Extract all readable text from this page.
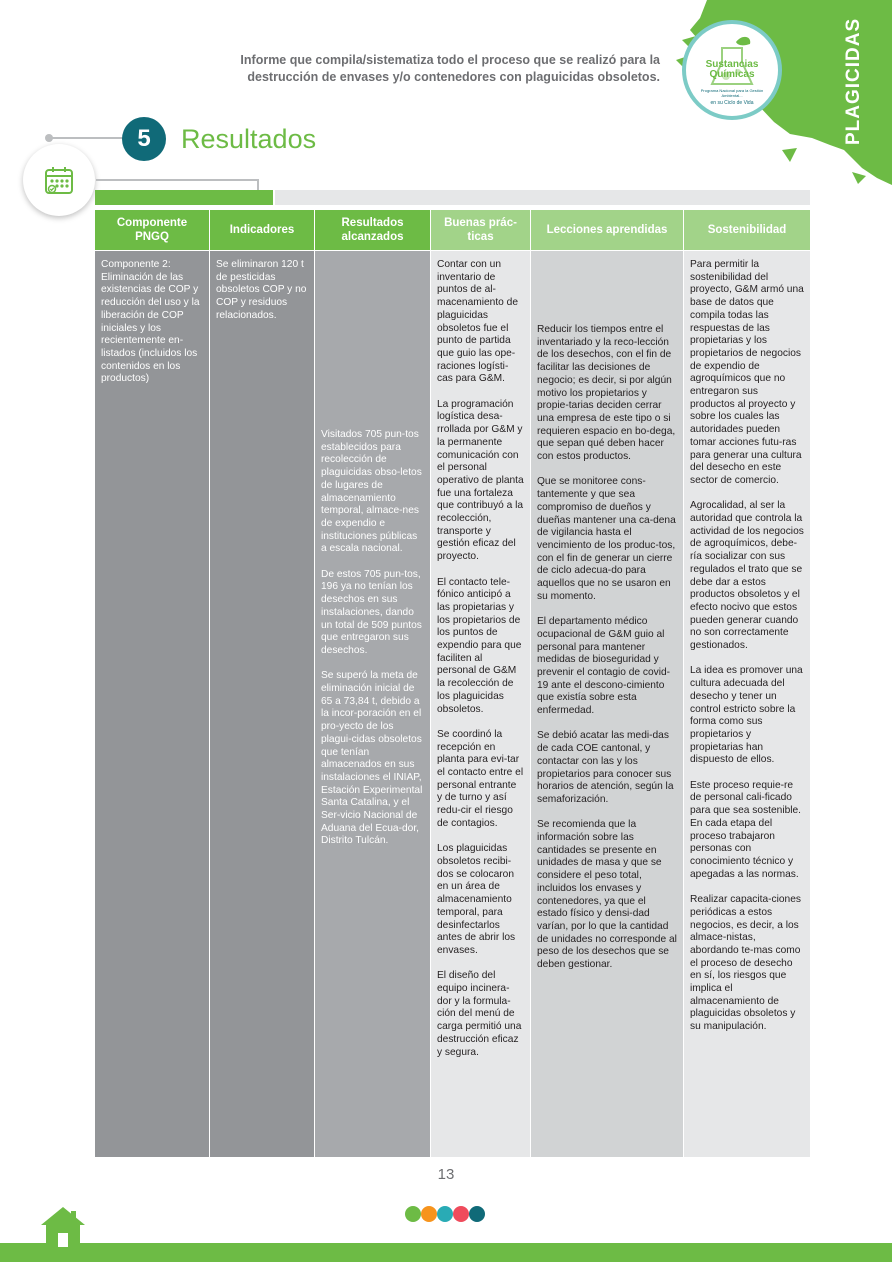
PLAGICIDAS
Sustancias Químicas
Programa Nacional para la Gestión Ambiental...
en su Ciclo de Vida
Informe que compila/sistematiza todo el proceso que se realizó para la
destrucción de envases y/o contenedores con plaguicidas obsoletos.
5	Resultados
Componente PNGQ

Componente 2: Eliminación de las existencias de COP y reducción del uso y la liberación de COP iniciales y los recientemente en-listados (incluidos los contenidos en los productos)

Indicadores

Se eliminaron 120 t de pesticidas obsoletos COP y no COP y residuos relacionados.

Resultados alcanzados

Visitados 705 pun-tos establecidos para recolección de plaguicidas obso-letos de lugares de almacenamiento temporal, almace-nes de expendio e instituciones públicas a escala nacional.

De estos 705 pun-tos, 196 ya no tenían los desechos en sus instalaciones, dando un total de 509 puntos que entregaron sus desechos.

Se superó la meta de eliminación inicial de 65 a 73,84 t, debido a la incor-poración en el pro-yecto de los plagui-cidas obsoletos que tenían almacenados en sus instalaciones el INIAP, Estación Experimental Santa Catalina, y el Ser-vicio Nacional de Aduana del Ecua-dor, Distrito Tulcán.

Buenas prác-ticas

Contar con un inventario de puntos de al-macenamiento de plaguicidas obsoletos fue el punto de partida que guio las ope-raciones logísti-cas para G&M.

La programación logística desa-rrollada por G&M y la permanente comunicación con el personal operativo de planta fue una fortaleza que contribuyó a la recolección, transporte y gestión eficaz del proyecto.

El contacto tele-fónico anticipó a las propietarias y los propietarios de los puntos de expendio para que faciliten al personal de G&M la recolección de los plaguicidas obsoletos.

Se coordinó la recepción en planta para evi-tar el contacto entre el personal entrante y de turno y así redu-cir el riesgo de contagios.

Los plaguicidas obsoletos recibi-dos se colocaron en un área de almacenamiento temporal, para desinfectarlos antes de abrir los envases.

El diseño del equipo incinera-dor y la formula-ción del menú de carga permitió una destrucción eficaz y segura.

Lecciones aprendidas

Reducir los tiempos entre el inventariado y la reco-lección de los desechos, con el fin de facilitar las decisiones de negocio; es decir, si por algún motivo los propietarios y propie-tarias deciden cerrar una empresa de este tipo o si requieren espacio en bo-dega, que sepan qué deben hacer con estos productos.

Que se monitoree cons-tantemente y que sea compromiso de dueños y dueñas mantener una ca-dena de vigilancia hasta el vencimiento de los produc-tos, con el fin de generar un cierre de ciclo adecua-do para aquellos que no se usaron en su momento.

El departamento médico ocupacional de G&M guio al personal para mantener medidas de bioseguridad y prevenir el contagio de covid-19 ante el descono-cimiento que existía sobre esta enfermedad.

Se debió acatar las medi-das de cada COE cantonal, y contactar con las y los propietarios para conocer sus horarios de atención, según la semaforización.

Se recomienda que la información sobre las cantidades se presente en unidades de masa y que se considere el peso total, incluidos los envases y contenedores, ya que el estado físico y densi-dad varían, por lo que la cantidad de unidades no corresponde al peso de los desechos que se deben gestionar.

Sostenibilidad

Para permitir la sostenibilidad del proyecto, G&M armó una base de datos que compila todas las respuestas de las propietarias y los propietarios de negocios de expendio de agroquímicos que no entregaron sus productos al proyecto y sobre los cuales las autoridades pueden tomar acciones futu-ras para generar una cultura del desecho en este sector de comercio.

Agrocalidad, al ser la autoridad que controla la actividad de los negocios de agroquímicos, debe-ría socializar con sus regulados el trato que se debe dar a estos productos obsoletos y el efecto nocivo que estos pueden generar cuando no son correctamente gestionados.

La idea es promover una cultura adecuada del desecho y tener un control estricto sobre la forma como sus propietarios y propietarias han dispuesto de ellos.

Este proceso requie-re de personal cali-ficado para que sea sostenible. En cada etapa del proceso trabajaron personas con conocimiento técnico y apegadas a las normas.

Realizar capacita-ciones periódicas a estos negocios, es decir, a los almace-nistas, abordando te-mas como el proceso de desecho en sí, los riesgos que implica el almacenamiento de plaguicidas obsoletos y su manipulación.

13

■ WHAT IS ASKED ■
From the entries above, copy every line containing the word "destrucción".

■ OUTPUT BELOW ■
destrucción de envases y/o contenedores con plaguicidas obsoletos.
El diseño del equipo incinera-dor y la formula-ción del menú de carga permitió una destrucción eficaz y segura.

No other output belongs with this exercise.